## Your objective
Give back all the records below, unaltered.

## Dataset records
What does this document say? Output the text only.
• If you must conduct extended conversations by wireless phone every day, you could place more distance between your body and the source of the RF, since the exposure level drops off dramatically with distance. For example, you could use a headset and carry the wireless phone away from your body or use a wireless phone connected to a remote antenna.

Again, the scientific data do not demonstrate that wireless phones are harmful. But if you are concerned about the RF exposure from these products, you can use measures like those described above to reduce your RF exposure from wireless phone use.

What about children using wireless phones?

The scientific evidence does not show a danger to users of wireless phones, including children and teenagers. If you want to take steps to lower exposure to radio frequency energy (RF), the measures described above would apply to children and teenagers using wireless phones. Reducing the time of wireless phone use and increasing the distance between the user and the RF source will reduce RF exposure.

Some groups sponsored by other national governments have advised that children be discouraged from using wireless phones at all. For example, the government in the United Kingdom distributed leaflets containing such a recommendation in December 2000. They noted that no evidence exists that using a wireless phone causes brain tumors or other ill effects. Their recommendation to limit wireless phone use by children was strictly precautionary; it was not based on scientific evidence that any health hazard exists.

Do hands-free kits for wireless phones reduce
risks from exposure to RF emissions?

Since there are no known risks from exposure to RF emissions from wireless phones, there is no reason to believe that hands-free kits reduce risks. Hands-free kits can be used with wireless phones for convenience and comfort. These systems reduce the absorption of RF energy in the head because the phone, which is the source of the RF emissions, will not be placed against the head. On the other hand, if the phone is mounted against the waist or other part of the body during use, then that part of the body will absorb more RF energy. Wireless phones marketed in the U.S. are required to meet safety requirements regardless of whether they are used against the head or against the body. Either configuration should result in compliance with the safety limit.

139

## Reply to the task
What does this document say? Output the text only.
• If you must conduct extended conversations by wireless phone every day, you could place more distance between your body and the source of the RF, since the exposure level drops off dramatically with distance. For example, you could use a headset and carry the wireless phone away from your body or use a wireless phone connected to a remote antenna.

Again, the scientific data do not demonstrate that wireless phones are harmful. But if you are concerned about the RF exposure from these products, you can use measures like those described above to reduce your RF exposure from wireless phone use.

What about children using wireless phones?

The scientific evidence does not show a danger to users of wireless phones, including children and teenagers. If you want to take steps to lower exposure to radio frequency energy (RF), the measures described above would apply to children and teenagers using wireless phones. Reducing the time of wireless phone use and increasing the distance between the user and the RF source will reduce RF exposure.

Some groups sponsored by other national governments have advised that children be discouraged from using wireless phones at all. For example, the government in the United Kingdom distributed leaflets containing such a recommendation in December 2000. They noted that no evidence exists that using a wireless phone causes brain tumors or other ill effects. Their recommendation to limit wireless phone use by children was strictly precautionary; it was not based on scientific evidence that any health hazard exists.

Do hands-free kits for wireless phones reduce
risks from exposure to RF emissions?

Since there are no known risks from exposure to RF emissions from wireless phones, there is no reason to believe that hands-free kits reduce risks. Hands-free kits can be used with wireless phones for convenience and comfort. These systems reduce the absorption of RF energy in the head because the phone, which is the source of the RF emissions, will not be placed against the head. On the other hand, if the phone is mounted against the waist or other part of the body during use, then that part of the body will absorb more RF energy. Wireless phones marketed in the U.S. are required to meet safety requirements regardless of whether they are used against the head or against the body. Either configuration should result in compliance with the safety limit.

139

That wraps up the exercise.